— START Source records —

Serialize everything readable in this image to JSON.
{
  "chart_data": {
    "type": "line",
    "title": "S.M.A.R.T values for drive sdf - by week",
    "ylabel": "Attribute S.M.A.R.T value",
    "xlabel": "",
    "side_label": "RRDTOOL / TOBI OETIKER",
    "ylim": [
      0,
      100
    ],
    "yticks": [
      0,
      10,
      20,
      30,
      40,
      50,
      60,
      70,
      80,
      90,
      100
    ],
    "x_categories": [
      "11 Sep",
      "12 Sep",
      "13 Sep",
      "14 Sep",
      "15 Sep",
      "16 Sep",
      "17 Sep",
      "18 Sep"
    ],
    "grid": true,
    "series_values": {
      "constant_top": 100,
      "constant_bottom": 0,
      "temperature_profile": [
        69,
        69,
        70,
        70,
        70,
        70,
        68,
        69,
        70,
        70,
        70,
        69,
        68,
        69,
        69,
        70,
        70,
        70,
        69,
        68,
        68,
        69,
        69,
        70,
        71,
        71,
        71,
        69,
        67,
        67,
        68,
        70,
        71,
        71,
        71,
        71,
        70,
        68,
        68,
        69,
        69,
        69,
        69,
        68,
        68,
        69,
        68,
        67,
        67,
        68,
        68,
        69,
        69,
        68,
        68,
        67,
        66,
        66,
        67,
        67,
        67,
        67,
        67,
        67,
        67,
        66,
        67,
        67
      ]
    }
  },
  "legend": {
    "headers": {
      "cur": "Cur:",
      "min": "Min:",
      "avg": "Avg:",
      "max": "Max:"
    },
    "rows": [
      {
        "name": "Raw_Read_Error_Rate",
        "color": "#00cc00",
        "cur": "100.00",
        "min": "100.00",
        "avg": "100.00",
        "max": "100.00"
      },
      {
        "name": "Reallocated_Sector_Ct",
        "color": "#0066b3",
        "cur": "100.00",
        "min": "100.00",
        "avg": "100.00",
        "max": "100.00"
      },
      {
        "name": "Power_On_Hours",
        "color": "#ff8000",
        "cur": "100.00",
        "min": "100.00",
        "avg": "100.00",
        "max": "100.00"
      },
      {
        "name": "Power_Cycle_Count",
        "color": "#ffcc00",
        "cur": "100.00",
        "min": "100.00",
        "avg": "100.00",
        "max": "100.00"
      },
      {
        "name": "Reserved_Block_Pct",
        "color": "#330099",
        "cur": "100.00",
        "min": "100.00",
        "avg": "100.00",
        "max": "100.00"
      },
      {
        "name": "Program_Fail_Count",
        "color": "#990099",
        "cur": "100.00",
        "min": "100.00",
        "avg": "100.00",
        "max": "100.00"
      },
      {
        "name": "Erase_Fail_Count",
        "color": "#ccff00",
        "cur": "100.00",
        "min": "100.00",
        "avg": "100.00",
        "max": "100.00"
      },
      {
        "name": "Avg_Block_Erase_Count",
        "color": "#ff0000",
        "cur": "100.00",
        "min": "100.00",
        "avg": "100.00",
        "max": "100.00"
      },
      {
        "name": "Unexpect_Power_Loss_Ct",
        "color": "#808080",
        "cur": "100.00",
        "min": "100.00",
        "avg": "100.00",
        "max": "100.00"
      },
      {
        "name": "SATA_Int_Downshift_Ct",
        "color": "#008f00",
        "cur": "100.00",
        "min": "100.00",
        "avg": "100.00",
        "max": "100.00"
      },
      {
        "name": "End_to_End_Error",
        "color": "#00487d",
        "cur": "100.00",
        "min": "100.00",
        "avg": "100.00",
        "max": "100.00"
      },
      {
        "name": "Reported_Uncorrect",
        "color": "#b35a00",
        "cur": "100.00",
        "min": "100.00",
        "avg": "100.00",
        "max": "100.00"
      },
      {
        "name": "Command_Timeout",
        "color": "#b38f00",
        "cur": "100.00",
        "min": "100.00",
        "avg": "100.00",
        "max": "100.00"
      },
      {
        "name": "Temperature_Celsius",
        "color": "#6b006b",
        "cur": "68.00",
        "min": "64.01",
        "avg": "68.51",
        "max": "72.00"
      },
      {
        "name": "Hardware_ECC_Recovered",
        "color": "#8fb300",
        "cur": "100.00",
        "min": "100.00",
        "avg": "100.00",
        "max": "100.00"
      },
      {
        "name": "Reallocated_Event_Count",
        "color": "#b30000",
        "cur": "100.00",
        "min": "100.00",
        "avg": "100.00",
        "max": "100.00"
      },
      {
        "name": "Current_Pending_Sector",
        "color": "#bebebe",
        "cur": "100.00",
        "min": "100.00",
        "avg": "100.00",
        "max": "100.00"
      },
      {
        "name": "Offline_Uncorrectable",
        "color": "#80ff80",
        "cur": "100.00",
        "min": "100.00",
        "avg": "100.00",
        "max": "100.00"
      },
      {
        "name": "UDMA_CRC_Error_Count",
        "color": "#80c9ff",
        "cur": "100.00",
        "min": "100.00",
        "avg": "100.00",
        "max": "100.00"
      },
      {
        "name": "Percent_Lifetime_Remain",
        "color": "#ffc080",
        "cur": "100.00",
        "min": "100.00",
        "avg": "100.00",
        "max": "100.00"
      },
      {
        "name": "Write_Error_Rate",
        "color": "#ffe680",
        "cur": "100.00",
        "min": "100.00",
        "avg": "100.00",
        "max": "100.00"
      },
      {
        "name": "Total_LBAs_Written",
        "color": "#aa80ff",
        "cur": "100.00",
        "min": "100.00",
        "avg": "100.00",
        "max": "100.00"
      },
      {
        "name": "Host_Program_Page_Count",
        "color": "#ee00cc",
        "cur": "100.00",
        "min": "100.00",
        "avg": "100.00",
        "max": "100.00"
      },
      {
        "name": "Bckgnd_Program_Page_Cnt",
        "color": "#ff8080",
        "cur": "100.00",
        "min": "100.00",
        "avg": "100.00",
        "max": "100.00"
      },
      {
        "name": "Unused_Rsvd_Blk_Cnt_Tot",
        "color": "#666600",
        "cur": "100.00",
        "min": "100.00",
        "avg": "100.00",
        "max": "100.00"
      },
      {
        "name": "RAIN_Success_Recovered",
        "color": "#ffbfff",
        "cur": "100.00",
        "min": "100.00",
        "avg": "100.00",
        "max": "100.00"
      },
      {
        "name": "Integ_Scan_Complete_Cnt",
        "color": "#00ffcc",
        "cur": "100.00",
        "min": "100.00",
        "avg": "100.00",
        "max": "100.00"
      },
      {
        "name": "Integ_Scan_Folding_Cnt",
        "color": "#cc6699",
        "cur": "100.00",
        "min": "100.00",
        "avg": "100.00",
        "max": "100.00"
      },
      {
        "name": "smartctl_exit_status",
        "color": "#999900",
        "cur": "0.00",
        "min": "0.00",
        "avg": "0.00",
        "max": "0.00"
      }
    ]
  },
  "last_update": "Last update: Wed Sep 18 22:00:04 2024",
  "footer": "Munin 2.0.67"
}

— END Source records —

Take the listing above and write it out again exactly.

▶ Reply to the exercise:
Serialize everything readable in this image to JSON.
{
  "chart_data": {
    "type": "line",
    "title": "S.M.A.R.T values for drive sdf - by week",
    "ylabel": "Attribute S.M.A.R.T value",
    "xlabel": "",
    "side_label": "RRDTOOL / TOBI OETIKER",
    "ylim": [
      0,
      100
    ],
    "yticks": [
      0,
      10,
      20,
      30,
      40,
      50,
      60,
      70,
      80,
      90,
      100
    ],
    "x_categories": [
      "11 Sep",
      "12 Sep",
      "13 Sep",
      "14 Sep",
      "15 Sep",
      "16 Sep",
      "17 Sep",
      "18 Sep"
    ],
    "grid": true,
    "series_values": {
      "constant_top": 100,
      "constant_bottom": 0,
      "temperature_profile": [
        69,
        69,
        70,
        70,
        70,
        70,
        68,
        69,
        70,
        70,
        70,
        69,
        68,
        69,
        69,
        70,
        70,
        70,
        69,
        68,
        68,
        69,
        69,
        70,
        71,
        71,
        71,
        69,
        67,
        67,
        68,
        70,
        71,
        71,
        71,
        71,
        70,
        68,
        68,
        69,
        69,
        69,
        69,
        68,
        68,
        69,
        68,
        67,
        67,
        68,
        68,
        69,
        69,
        68,
        68,
        67,
        66,
        66,
        67,
        67,
        67,
        67,
        67,
        67,
        67,
        66,
        67,
        67
      ]
    }
  },
  "legend": {
    "headers": {
      "cur": "Cur:",
      "min": "Min:",
      "avg": "Avg:",
      "max": "Max:"
    },
    "rows": [
      {
        "name": "Raw_Read_Error_Rate",
        "color": "#00cc00",
        "cur": "100.00",
        "min": "100.00",
        "avg": "100.00",
        "max": "100.00"
      },
      {
        "name": "Reallocated_Sector_Ct",
        "color": "#0066b3",
        "cur": "100.00",
        "min": "100.00",
        "avg": "100.00",
        "max": "100.00"
      },
      {
        "name": "Power_On_Hours",
        "color": "#ff8000",
        "cur": "100.00",
        "min": "100.00",
        "avg": "100.00",
        "max": "100.00"
      },
      {
        "name": "Power_Cycle_Count",
        "color": "#ffcc00",
        "cur": "100.00",
        "min": "100.00",
        "avg": "100.00",
        "max": "100.00"
      },
      {
        "name": "Reserved_Block_Pct",
        "color": "#330099",
        "cur": "100.00",
        "min": "100.00",
        "avg": "100.00",
        "max": "100.00"
      },
      {
        "name": "Program_Fail_Count",
        "color": "#990099",
        "cur": "100.00",
        "min": "100.00",
        "avg": "100.00",
        "max": "100.00"
      },
      {
        "name": "Erase_Fail_Count",
        "color": "#ccff00",
        "cur": "100.00",
        "min": "100.00",
        "avg": "100.00",
        "max": "100.00"
      },
      {
        "name": "Avg_Block_Erase_Count",
        "color": "#ff0000",
        "cur": "100.00",
        "min": "100.00",
        "avg": "100.00",
        "max": "100.00"
      },
      {
        "name": "Unexpect_Power_Loss_Ct",
        "color": "#808080",
        "cur": "100.00",
        "min": "100.00",
        "avg": "100.00",
        "max": "100.00"
      },
      {
        "name": "SATA_Int_Downshift_Ct",
        "color": "#008f00",
        "cur": "100.00",
        "min": "100.00",
        "avg": "100.00",
        "max": "100.00"
      },
      {
        "name": "End_to_End_Error",
        "color": "#00487d",
        "cur": "100.00",
        "min": "100.00",
        "avg": "100.00",
        "max": "100.00"
      },
      {
        "name": "Reported_Uncorrect",
        "color": "#b35a00",
        "cur": "100.00",
        "min": "100.00",
        "avg": "100.00",
        "max": "100.00"
      },
      {
        "name": "Command_Timeout",
        "color": "#b38f00",
        "cur": "100.00",
        "min": "100.00",
        "avg": "100.00",
        "max": "100.00"
      },
      {
        "name": "Temperature_Celsius",
        "color": "#6b006b",
        "cur": "68.00",
        "min": "64.01",
        "avg": "68.51",
        "max": "72.00"
      },
      {
        "name": "Hardware_ECC_Recovered",
        "color": "#8fb300",
        "cur": "100.00",
        "min": "100.00",
        "avg": "100.00",
        "max": "100.00"
      },
      {
        "name": "Reallocated_Event_Count",
        "color": "#b30000",
        "cur": "100.00",
        "min": "100.00",
        "avg": "100.00",
        "max": "100.00"
      },
      {
        "name": "Current_Pending_Sector",
        "color": "#bebebe",
        "cur": "100.00",
        "min": "100.00",
        "avg": "100.00",
        "max": "100.00"
      },
      {
        "name": "Offline_Uncorrectable",
        "color": "#80ff80",
        "cur": "100.00",
        "min": "100.00",
        "avg": "100.00",
        "max": "100.00"
      },
      {
        "name": "UDMA_CRC_Error_Count",
        "color": "#80c9ff",
        "cur": "100.00",
        "min": "100.00",
        "avg": "100.00",
        "max": "100.00"
      },
      {
        "name": "Percent_Lifetime_Remain",
        "color": "#ffc080",
        "cur": "100.00",
        "min": "100.00",
        "avg": "100.00",
        "max": "100.00"
      },
      {
        "name": "Write_Error_Rate",
        "color": "#ffe680",
        "cur": "100.00",
        "min": "100.00",
        "avg": "100.00",
        "max": "100.00"
      },
      {
        "name": "Total_LBAs_Written",
        "color": "#aa80ff",
        "cur": "100.00",
        "min": "100.00",
        "avg": "100.00",
        "max": "100.00"
      },
      {
        "name": "Host_Program_Page_Count",
        "color": "#ee00cc",
        "cur": "100.00",
        "min": "100.00",
        "avg": "100.00",
        "max": "100.00"
      },
      {
        "name": "Bckgnd_Program_Page_Cnt",
        "color": "#ff8080",
        "cur": "100.00",
        "min": "100.00",
        "avg": "100.00",
        "max": "100.00"
      },
      {
        "name": "Unused_Rsvd_Blk_Cnt_Tot",
        "color": "#666600",
        "cur": "100.00",
        "min": "100.00",
        "avg": "100.00",
        "max": "100.00"
      },
      {
        "name": "RAIN_Success_Recovered",
        "color": "#ffbfff",
        "cur": "100.00",
        "min": "100.00",
        "avg": "100.00",
        "max": "100.00"
      },
      {
        "name": "Integ_Scan_Complete_Cnt",
        "color": "#00ffcc",
        "cur": "100.00",
        "min": "100.00",
        "avg": "100.00",
        "max": "100.00"
      },
      {
        "name": "Integ_Scan_Folding_Cnt",
        "color": "#cc6699",
        "cur": "100.00",
        "min": "100.00",
        "avg": "100.00",
        "max": "100.00"
      },
      {
        "name": "smartctl_exit_status",
        "color": "#999900",
        "cur": "0.00",
        "min": "0.00",
        "avg": "0.00",
        "max": "0.00"
      }
    ]
  },
  "last_update": "Last update: Wed Sep 18 22:00:04 2024",
  "footer": "Munin 2.0.67"
}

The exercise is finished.